## Directive
The data must be returned in full and exactly as given.

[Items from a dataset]
>> begin

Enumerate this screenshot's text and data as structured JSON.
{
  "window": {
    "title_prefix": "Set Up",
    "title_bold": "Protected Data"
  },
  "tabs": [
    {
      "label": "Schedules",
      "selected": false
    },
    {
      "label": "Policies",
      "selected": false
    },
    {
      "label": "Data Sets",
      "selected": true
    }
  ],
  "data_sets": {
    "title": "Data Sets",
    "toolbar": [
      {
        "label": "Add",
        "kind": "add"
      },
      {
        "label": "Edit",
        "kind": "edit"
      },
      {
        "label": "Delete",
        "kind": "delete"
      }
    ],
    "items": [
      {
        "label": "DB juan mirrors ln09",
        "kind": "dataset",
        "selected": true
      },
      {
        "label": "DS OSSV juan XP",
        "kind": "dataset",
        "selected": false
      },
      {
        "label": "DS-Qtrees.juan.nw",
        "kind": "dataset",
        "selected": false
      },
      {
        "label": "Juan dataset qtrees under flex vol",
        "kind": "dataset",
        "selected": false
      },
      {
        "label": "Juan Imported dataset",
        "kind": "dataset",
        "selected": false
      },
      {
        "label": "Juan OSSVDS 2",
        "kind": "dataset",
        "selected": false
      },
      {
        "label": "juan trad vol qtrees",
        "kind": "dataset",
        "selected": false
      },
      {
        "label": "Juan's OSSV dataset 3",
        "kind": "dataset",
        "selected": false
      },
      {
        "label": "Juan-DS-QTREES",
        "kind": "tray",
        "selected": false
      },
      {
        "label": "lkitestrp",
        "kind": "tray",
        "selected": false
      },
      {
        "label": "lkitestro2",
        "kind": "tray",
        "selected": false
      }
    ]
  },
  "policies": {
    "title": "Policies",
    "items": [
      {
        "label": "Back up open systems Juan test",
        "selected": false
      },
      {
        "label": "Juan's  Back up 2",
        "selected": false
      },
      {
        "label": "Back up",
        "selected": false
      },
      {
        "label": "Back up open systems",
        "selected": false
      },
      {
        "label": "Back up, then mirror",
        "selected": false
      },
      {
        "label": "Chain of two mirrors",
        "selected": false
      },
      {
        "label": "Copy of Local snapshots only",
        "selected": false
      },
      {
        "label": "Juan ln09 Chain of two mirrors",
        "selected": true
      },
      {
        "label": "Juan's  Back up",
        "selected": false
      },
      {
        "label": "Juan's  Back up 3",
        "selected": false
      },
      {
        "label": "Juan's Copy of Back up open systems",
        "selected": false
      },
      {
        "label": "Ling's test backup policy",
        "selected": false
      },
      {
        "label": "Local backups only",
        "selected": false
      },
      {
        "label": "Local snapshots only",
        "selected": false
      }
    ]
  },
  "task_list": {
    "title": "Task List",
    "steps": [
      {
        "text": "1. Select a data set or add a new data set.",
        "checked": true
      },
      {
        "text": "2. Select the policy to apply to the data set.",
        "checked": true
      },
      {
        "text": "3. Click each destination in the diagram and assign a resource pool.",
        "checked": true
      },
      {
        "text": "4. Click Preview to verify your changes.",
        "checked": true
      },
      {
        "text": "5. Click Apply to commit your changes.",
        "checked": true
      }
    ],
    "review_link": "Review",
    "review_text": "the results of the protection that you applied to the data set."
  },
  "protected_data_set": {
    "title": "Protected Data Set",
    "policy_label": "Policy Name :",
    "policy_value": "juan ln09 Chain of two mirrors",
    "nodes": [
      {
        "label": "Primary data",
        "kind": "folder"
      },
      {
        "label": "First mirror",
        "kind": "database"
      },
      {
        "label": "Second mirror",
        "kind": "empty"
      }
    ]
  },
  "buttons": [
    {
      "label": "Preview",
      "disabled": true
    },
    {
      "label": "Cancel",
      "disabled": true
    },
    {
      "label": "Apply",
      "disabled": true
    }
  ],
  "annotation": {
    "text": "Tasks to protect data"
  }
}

>> end

## Expected output
Enumerate this screenshot's text and data as structured JSON.
{
  "window": {
    "title_prefix": "Set Up",
    "title_bold": "Protected Data"
  },
  "tabs": [
    {
      "label": "Schedules",
      "selected": false
    },
    {
      "label": "Policies",
      "selected": false
    },
    {
      "label": "Data Sets",
      "selected": true
    }
  ],
  "data_sets": {
    "title": "Data Sets",
    "toolbar": [
      {
        "label": "Add",
        "kind": "add"
      },
      {
        "label": "Edit",
        "kind": "edit"
      },
      {
        "label": "Delete",
        "kind": "delete"
      }
    ],
    "items": [
      {
        "label": "DB juan mirrors ln09",
        "kind": "dataset",
        "selected": true
      },
      {
        "label": "DS OSSV juan XP",
        "kind": "dataset",
        "selected": false
      },
      {
        "label": "DS-Qtrees.juan.nw",
        "kind": "dataset",
        "selected": false
      },
      {
        "label": "Juan dataset qtrees under flex vol",
        "kind": "dataset",
        "selected": false
      },
      {
        "label": "Juan Imported dataset",
        "kind": "dataset",
        "selected": false
      },
      {
        "label": "Juan OSSVDS 2",
        "kind": "dataset",
        "selected": false
      },
      {
        "label": "juan trad vol qtrees",
        "kind": "dataset",
        "selected": false
      },
      {
        "label": "Juan's OSSV dataset 3",
        "kind": "dataset",
        "selected": false
      },
      {
        "label": "Juan-DS-QTREES",
        "kind": "tray",
        "selected": false
      },
      {
        "label": "lkitestrp",
        "kind": "tray",
        "selected": false
      },
      {
        "label": "lkitestro2",
        "kind": "tray",
        "selected": false
      }
    ]
  },
  "policies": {
    "title": "Policies",
    "items": [
      {
        "label": "Back up open systems Juan test",
        "selected": false
      },
      {
        "label": "Juan's  Back up 2",
        "selected": false
      },
      {
        "label": "Back up",
        "selected": false
      },
      {
        "label": "Back up open systems",
        "selected": false
      },
      {
        "label": "Back up, then mirror",
        "selected": false
      },
      {
        "label": "Chain of two mirrors",
        "selected": false
      },
      {
        "label": "Copy of Local snapshots only",
        "selected": false
      },
      {
        "label": "Juan ln09 Chain of two mirrors",
        "selected": true
      },
      {
        "label": "Juan's  Back up",
        "selected": false
      },
      {
        "label": "Juan's  Back up 3",
        "selected": false
      },
      {
        "label": "Juan's Copy of Back up open systems",
        "selected": false
      },
      {
        "label": "Ling's test backup policy",
        "selected": false
      },
      {
        "label": "Local backups only",
        "selected": false
      },
      {
        "label": "Local snapshots only",
        "selected": false
      }
    ]
  },
  "task_list": {
    "title": "Task List",
    "steps": [
      {
        "text": "1. Select a data set or add a new data set.",
        "checked": true
      },
      {
        "text": "2. Select the policy to apply to the data set.",
        "checked": true
      },
      {
        "text": "3. Click each destination in the diagram and assign a resource pool.",
        "checked": true
      },
      {
        "text": "4. Click Preview to verify your changes.",
        "checked": true
      },
      {
        "text": "5. Click Apply to commit your changes.",
        "checked": true
      }
    ],
    "review_link": "Review",
    "review_text": "the results of the protection that you applied to the data set."
  },
  "protected_data_set": {
    "title": "Protected Data Set",
    "policy_label": "Policy Name :",
    "policy_value": "juan ln09 Chain of two mirrors",
    "nodes": [
      {
        "label": "Primary data",
        "kind": "folder"
      },
      {
        "label": "First mirror",
        "kind": "database"
      },
      {
        "label": "Second mirror",
        "kind": "empty"
      }
    ]
  },
  "buttons": [
    {
      "label": "Preview",
      "disabled": true
    },
    {
      "label": "Cancel",
      "disabled": true
    },
    {
      "label": "Apply",
      "disabled": true
    }
  ],
  "annotation": {
    "text": "Tasks to protect data"
  }
}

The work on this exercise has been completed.